=== Opdracht A ===
Bewerk in de records de regels vanaf de regel met "- data-label: 9.31: [66, 400, 86, 412]" tot en met de regel met "- data-point: [587, 298, 596, 307]" door "legend-swatch" overal te vervangen door "legend-marker". Laat verder alles ongewijzigd en geef alleen deze regels terug.
=== Opdracht B ===
Pak de tekst over de klacht wegens seksuele intimidatie weer op en schrijf hem verder na de laatste zin.

=== Tekst ===
· · · · · · ·

27 oktober 2011, 2011-156, overweging 3.6, en CGB 22 juni 2011, 2011-96, r.o. 3.7).

 

3.4 

Het handelen van werknemers die namens een werkgever gezag uitoefenen kan rechtstreeks worden toegerekend aan de werkgever (Kamerstukken II 2002-2003, 28770, nr. 5, p. 28; zie ook CGB 27 oktober 2011, 2011-156, overweging 3.7).

 

3.5

 Het verbod van onderscheid bij de arbeidsomstandigheden houdt mede in dat klachten over discriminatie zorgvuldig moeten worden behandeld (zie onder meer: CGB 5 juni 2012, 2012-101, overweging 4.3, en CGB 5 april 2011, 2011-47, overweging 3.2).

 

3.6

 Een besluit om een arbeidsovereenkomst voor bepaalde tijd niet te verlengen is een besluit betreffende het aangaan van een arbeidsovereenkomst (zie College voor de Rechten van de Mens 28 januari 2013, 2013-7, overweging 3.4, en CGB 23 maart 2004, 2004-26, overweging 6.4). Een besluit van verweerster om geen nieuwe arbeidsovereenkomst met verzoekster aan te gaan kan dan ook worden getoetst aan artikel 7:646, eerste lid, BW.

 

3.7

 Het College behandelt de in 3.1 genoemde rechtsvragen apart. Als eerste wordt beoordeeld of sprake is geweest van seksuele intimidatie. Daarna is de vraag aan de orde of verweerster een klacht over seksuele intimidatie zorgvuldig heeft behandeld. Tenslotte beoordeelt het College of verweerster (verboden) onderscheid heeft gemaakt door geen (nieuwe) arbeidsovereenkomst met verzoekster aan te gaan.

· · · · · · ·

=== Aangeleverde gegevens ===
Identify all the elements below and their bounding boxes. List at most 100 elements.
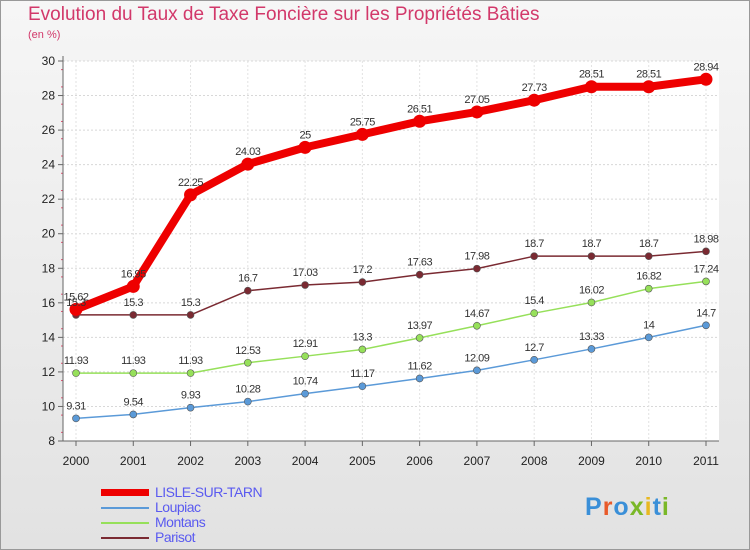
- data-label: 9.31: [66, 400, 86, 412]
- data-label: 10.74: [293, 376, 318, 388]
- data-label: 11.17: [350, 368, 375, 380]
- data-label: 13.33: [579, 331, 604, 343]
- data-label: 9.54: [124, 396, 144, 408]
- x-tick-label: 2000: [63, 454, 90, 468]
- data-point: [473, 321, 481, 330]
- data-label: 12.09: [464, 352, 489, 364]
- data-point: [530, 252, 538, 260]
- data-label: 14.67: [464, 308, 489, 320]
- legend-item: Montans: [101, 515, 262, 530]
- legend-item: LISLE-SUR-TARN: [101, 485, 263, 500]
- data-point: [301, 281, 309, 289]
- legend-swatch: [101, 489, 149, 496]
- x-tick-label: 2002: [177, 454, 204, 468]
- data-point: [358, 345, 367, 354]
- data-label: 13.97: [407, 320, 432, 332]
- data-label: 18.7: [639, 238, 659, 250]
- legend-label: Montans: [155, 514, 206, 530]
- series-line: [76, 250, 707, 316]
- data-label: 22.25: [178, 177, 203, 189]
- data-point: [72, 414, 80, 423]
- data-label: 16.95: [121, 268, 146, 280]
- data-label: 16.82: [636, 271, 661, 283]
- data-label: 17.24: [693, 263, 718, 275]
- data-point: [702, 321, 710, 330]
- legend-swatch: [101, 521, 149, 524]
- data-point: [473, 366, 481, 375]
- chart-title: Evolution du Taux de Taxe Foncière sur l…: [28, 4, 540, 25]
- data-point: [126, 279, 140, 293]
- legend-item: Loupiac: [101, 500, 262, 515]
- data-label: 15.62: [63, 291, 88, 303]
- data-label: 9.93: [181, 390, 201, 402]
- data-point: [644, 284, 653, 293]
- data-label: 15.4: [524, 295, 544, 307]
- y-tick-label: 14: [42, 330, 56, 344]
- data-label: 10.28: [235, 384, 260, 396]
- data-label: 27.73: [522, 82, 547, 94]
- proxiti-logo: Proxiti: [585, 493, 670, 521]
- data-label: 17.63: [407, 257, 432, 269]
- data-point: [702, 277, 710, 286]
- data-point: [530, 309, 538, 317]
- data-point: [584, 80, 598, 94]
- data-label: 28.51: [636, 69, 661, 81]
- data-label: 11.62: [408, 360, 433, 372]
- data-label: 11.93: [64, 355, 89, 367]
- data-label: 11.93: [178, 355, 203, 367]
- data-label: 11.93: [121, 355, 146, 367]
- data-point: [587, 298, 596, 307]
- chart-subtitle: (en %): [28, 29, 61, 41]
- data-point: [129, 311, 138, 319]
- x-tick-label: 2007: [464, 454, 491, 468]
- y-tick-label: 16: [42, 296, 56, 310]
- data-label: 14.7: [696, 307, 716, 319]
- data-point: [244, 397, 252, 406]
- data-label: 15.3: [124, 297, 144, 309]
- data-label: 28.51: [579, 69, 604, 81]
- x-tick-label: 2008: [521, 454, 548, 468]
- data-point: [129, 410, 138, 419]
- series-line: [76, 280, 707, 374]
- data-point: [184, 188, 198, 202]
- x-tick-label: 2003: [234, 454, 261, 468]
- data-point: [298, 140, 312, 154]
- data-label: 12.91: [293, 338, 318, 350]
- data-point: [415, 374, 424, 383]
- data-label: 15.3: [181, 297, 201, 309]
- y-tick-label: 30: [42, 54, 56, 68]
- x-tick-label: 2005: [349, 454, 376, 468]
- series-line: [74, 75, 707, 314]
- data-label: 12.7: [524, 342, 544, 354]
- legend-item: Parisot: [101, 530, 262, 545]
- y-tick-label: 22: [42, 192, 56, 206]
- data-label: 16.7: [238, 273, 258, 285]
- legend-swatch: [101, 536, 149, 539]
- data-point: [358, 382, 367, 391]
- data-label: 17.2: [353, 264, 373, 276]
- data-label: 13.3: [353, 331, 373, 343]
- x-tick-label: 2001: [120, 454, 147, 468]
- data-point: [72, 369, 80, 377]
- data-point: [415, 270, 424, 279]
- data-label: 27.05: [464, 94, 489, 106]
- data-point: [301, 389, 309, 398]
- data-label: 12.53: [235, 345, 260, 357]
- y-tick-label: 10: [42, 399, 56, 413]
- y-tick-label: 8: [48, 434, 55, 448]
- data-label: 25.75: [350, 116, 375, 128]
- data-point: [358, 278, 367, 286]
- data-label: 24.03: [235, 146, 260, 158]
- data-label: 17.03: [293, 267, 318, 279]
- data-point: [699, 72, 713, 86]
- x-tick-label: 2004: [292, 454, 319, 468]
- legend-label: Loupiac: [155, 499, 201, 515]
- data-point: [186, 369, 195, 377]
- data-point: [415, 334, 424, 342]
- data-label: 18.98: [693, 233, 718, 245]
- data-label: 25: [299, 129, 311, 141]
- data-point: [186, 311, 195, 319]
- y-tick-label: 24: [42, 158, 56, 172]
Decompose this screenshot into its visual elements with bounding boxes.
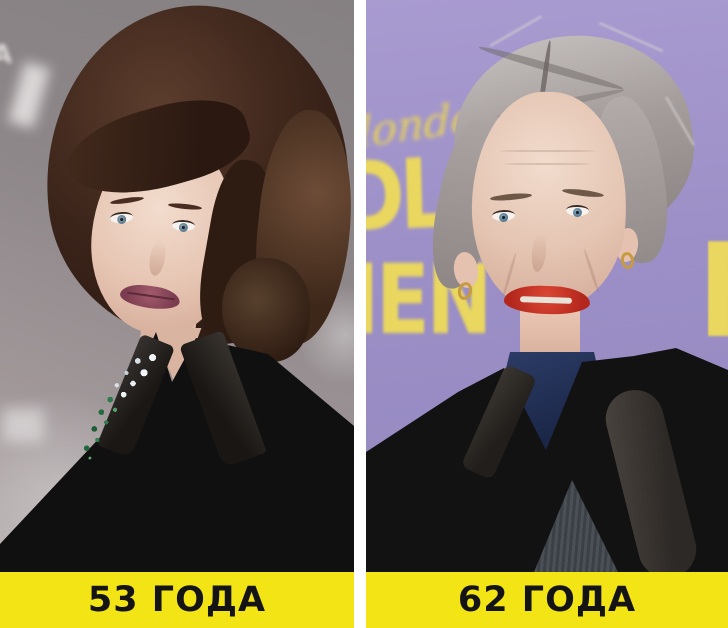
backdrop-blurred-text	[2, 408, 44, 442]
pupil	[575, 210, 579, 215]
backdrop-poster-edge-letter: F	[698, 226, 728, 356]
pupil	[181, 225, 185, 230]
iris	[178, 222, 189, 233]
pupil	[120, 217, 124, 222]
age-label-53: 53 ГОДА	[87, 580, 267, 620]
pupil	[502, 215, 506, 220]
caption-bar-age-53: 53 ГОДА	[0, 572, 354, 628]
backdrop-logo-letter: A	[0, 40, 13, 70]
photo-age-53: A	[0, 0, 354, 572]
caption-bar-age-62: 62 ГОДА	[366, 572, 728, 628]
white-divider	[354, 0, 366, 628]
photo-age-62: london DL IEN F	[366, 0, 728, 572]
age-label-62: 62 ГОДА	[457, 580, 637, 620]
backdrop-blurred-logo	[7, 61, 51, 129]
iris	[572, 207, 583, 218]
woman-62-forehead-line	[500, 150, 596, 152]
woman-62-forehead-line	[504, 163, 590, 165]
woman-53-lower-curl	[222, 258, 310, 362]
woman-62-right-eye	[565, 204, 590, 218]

· · · · · · ·

=== Resultaat opdracht A ===
- data-label: 9.31: [66, 400, 86, 412]
- data-label: 10.74: [293, 376, 318, 388]
- data-label: 11.17: [350, 368, 375, 380]
- data-label: 13.33: [579, 331, 604, 343]
- data-label: 9.54: [124, 396, 144, 408]
- x-tick-label: 2000: [63, 454, 90, 468]
- data-point: [473, 321, 481, 330]
- data-label: 12.09: [464, 352, 489, 364]
- data-point: [530, 252, 538, 260]
- data-label: 14.67: [464, 308, 489, 320]
- legend-item: Montans: [101, 515, 262, 530]
- legend-item: LISLE-SUR-TARN: [101, 485, 263, 500]
- data-point: [301, 281, 309, 289]
- legend-marker: [101, 489, 149, 496]
- x-tick-label: 2002: [177, 454, 204, 468]
- data-point: [358, 345, 367, 354]
- data-label: 13.97: [407, 320, 432, 332]
- data-label: 18.7: [639, 238, 659, 250]
- legend-label: Montans: [155, 514, 206, 530]
- series-line: [76, 250, 707, 316]
- data-label: 22.25: [178, 177, 203, 189]
- data-point: [72, 414, 80, 423]
- data-label: 16.95: [121, 268, 146, 280]
- data-label: 16.82: [636, 271, 661, 283]
- data-label: 17.24: [693, 263, 718, 275]
- data-point: [702, 321, 710, 330]
- legend-marker: [101, 521, 149, 524]
- data-point: [473, 366, 481, 375]
- chart-title: Evolution du Taux de Taxe Foncière sur l…: [28, 4, 540, 25]
- data-point: [126, 279, 140, 293]
- legend-item: Loupiac: [101, 500, 262, 515]
- data-label: 15.62: [63, 291, 88, 303]
- data-label: 9.93: [181, 390, 201, 402]
- data-point: [644, 284, 653, 293]
- data-label: 15.4: [524, 295, 544, 307]
- y-tick-label: 14: [42, 330, 56, 344]
- data-label: 10.28: [235, 384, 260, 396]
- data-label: 27.73: [522, 82, 547, 94]
- proxiti-logo: Proxiti: [585, 493, 670, 521]
- data-label: 17.63: [407, 257, 432, 269]
- data-point: [702, 277, 710, 286]
- data-point: [530, 309, 538, 317]
- data-point: [584, 80, 598, 94]
- data-label: 28.51: [636, 69, 661, 81]
- data-label: 11.62: [408, 360, 433, 372]
- data-label: 11.93: [64, 355, 89, 367]
- data-label: 11.93: [178, 355, 203, 367]
- data-label: 11.93: [121, 355, 146, 367]
- data-point: [587, 298, 596, 307]

=== Resultaat opdracht B ===
 

Seksuele intimidatie?

 

3.8

 Verzoekster stelt het volgende. Op 13 november 2012 gaat zij weer voor het eerst een paar uur werken, nadat zij was uitgevallen vanwege de gevolgen van een auto-ongeluk. De vestigingsmanager wil met haar praten en zij gaan daarvoor naar een tafel met stoelen in het magazijn achter de winkel. De vestigingsmanager doet de deur van het magazijn naar de winkel dicht en gaat naast verzoekster zitten. Als verzoekster zegt dat zij pijn heeft en naar huis wil, zegt hij dat hij haar wil troosten. Hij omhelst verzoekster en gaat daarbij met zijn neus door haar haar. Hij gaat met zijn hand over haar been en zijn hand gaat steeds hoger. Als verzoekster zegt dat zij naar huis wil zegt hij: “Blijf toch”. Verzoekster gaat dan naar huis. Zij is helemaal van streek. Vervolgens stuurt de vestigingsmanager haar de onder 2.4 vermelde sms-en en belt de vestigingsmanager verzoekster naar haar zeggen dagelijks op en zegt dan dingen als “Ik mis je” en “Ik wil wel weten hoe het is om met jou in bed te liggen” en “Ik zou wel met je onder de douche willen staan”.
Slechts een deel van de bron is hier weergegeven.